**Goal:** Repeat each entry as written and leave the images out of the copy.

******

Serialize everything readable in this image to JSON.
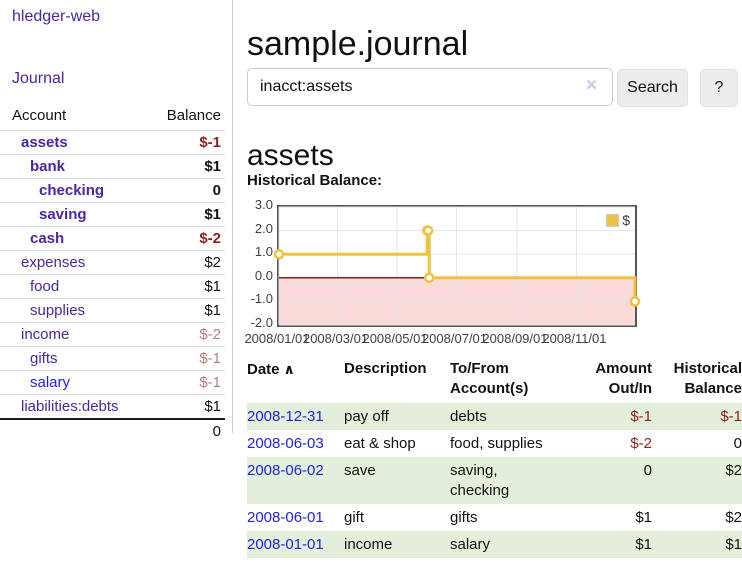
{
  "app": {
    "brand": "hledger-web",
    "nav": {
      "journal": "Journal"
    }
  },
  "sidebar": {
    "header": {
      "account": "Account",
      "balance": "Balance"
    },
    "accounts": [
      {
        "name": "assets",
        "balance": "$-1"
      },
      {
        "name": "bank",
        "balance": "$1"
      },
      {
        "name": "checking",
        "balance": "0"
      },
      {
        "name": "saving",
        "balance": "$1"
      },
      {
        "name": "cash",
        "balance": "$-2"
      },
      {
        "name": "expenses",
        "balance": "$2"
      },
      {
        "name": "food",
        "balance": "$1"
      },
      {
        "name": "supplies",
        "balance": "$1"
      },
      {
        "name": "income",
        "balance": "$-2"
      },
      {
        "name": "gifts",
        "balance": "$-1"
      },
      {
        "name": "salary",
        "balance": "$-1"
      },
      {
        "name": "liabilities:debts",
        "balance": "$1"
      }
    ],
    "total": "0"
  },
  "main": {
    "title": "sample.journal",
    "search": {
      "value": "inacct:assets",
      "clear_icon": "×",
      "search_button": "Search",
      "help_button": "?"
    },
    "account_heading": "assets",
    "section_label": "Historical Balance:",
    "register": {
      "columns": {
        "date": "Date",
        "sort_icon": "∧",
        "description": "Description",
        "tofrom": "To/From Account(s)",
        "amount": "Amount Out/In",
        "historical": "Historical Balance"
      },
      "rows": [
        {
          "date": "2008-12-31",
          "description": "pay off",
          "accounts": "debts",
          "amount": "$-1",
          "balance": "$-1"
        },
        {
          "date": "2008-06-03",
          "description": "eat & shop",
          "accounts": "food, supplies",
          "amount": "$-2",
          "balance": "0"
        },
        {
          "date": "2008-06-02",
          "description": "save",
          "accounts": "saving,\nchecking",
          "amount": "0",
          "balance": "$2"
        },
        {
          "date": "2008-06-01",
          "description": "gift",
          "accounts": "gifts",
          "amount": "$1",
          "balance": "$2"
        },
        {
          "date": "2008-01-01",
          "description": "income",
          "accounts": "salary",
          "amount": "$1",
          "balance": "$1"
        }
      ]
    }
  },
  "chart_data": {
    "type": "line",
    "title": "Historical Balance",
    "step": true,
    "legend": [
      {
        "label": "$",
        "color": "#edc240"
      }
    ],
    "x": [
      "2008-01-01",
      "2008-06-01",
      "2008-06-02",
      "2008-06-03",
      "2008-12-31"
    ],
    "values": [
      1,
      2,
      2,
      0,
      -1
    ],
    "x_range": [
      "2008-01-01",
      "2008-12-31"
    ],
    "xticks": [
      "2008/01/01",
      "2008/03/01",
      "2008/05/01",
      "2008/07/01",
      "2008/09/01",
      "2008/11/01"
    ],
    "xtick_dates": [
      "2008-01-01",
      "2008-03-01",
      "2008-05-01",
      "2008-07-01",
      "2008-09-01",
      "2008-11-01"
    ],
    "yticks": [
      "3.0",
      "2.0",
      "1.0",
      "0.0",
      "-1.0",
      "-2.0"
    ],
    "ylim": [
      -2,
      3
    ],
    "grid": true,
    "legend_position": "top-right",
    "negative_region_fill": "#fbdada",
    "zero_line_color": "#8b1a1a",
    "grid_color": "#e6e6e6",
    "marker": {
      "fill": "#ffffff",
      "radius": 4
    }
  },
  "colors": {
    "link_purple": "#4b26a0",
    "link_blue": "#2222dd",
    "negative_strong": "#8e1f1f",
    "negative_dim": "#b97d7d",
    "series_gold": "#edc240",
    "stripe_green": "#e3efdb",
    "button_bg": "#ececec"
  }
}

******

**Result for this task:**
Serialize everything readable in this image to JSON.
{
  "app": {
    "brand": "hledger-web",
    "nav": {
      "journal": "Journal"
    }
  },
  "sidebar": {
    "header": {
      "account": "Account",
      "balance": "Balance"
    },
    "accounts": [
      {
        "name": "assets",
        "balance": "$-1"
      },
      {
        "name": "bank",
        "balance": "$1"
      },
      {
        "name": "checking",
        "balance": "0"
      },
      {
        "name": "saving",
        "balance": "$1"
      },
      {
        "name": "cash",
        "balance": "$-2"
      },
      {
        "name": "expenses",
        "balance": "$2"
      },
      {
        "name": "food",
        "balance": "$1"
      },
      {
        "name": "supplies",
        "balance": "$1"
      },
      {
        "name": "income",
        "balance": "$-2"
      },
      {
        "name": "gifts",
        "balance": "$-1"
      },
      {
        "name": "salary",
        "balance": "$-1"
      },
      {
        "name": "liabilities:debts",
        "balance": "$1"
      }
    ],
    "total": "0"
  },
  "main": {
    "title": "sample.journal",
    "search": {
      "value": "inacct:assets",
      "clear_icon": "×",
      "search_button": "Search",
      "help_button": "?"
    },
    "account_heading": "assets",
    "section_label": "Historical Balance:",
    "register": {
      "columns": {
        "date": "Date",
        "sort_icon": "∧",
        "description": "Description",
        "tofrom": "To/From Account(s)",
        "amount": "Amount Out/In",
        "historical": "Historical Balance"
      },
      "rows": [
        {
          "date": "2008-12-31",
          "description": "pay off",
          "accounts": "debts",
          "amount": "$-1",
          "balance": "$-1"
        },
        {
          "date": "2008-06-03",
          "description": "eat & shop",
          "accounts": "food, supplies",
          "amount": "$-2",
          "balance": "0"
        },
        {
          "date": "2008-06-02",
          "description": "save",
          "accounts": "saving,\nchecking",
          "amount": "0",
          "balance": "$2"
        },
        {
          "date": "2008-06-01",
          "description": "gift",
          "accounts": "gifts",
          "amount": "$1",
          "balance": "$2"
        },
        {
          "date": "2008-01-01",
          "description": "income",
          "accounts": "salary",
          "amount": "$1",
          "balance": "$1"
        }
      ]
    }
  },
  "chart_data": {
    "type": "line",
    "title": "Historical Balance",
    "step": true,
    "legend": [
      {
        "label": "$",
        "color": "#edc240"
      }
    ],
    "x": [
      "2008-01-01",
      "2008-06-01",
      "2008-06-02",
      "2008-06-03",
      "2008-12-31"
    ],
    "values": [
      1,
      2,
      2,
      0,
      -1
    ],
    "x_range": [
      "2008-01-01",
      "2008-12-31"
    ],
    "xticks": [
      "2008/01/01",
      "2008/03/01",
      "2008/05/01",
      "2008/07/01",
      "2008/09/01",
      "2008/11/01"
    ],
    "xtick_dates": [
      "2008-01-01",
      "2008-03-01",
      "2008-05-01",
      "2008-07-01",
      "2008-09-01",
      "2008-11-01"
    ],
    "yticks": [
      "3.0",
      "2.0",
      "1.0",
      "0.0",
      "-1.0",
      "-2.0"
    ],
    "ylim": [
      -2,
      3
    ],
    "grid": true,
    "legend_position": "top-right",
    "negative_region_fill": "#fbdada",
    "zero_line_color": "#8b1a1a",
    "grid_color": "#e6e6e6",
    "marker": {
      "fill": "#ffffff",
      "radius": 4
    }
  },
  "colors": {
    "link_purple": "#4b26a0",
    "link_blue": "#2222dd",
    "negative_strong": "#8e1f1f",
    "negative_dim": "#b97d7d",
    "series_gold": "#edc240",
    "stripe_green": "#e3efdb",
    "button_bg": "#ececec"
  }
}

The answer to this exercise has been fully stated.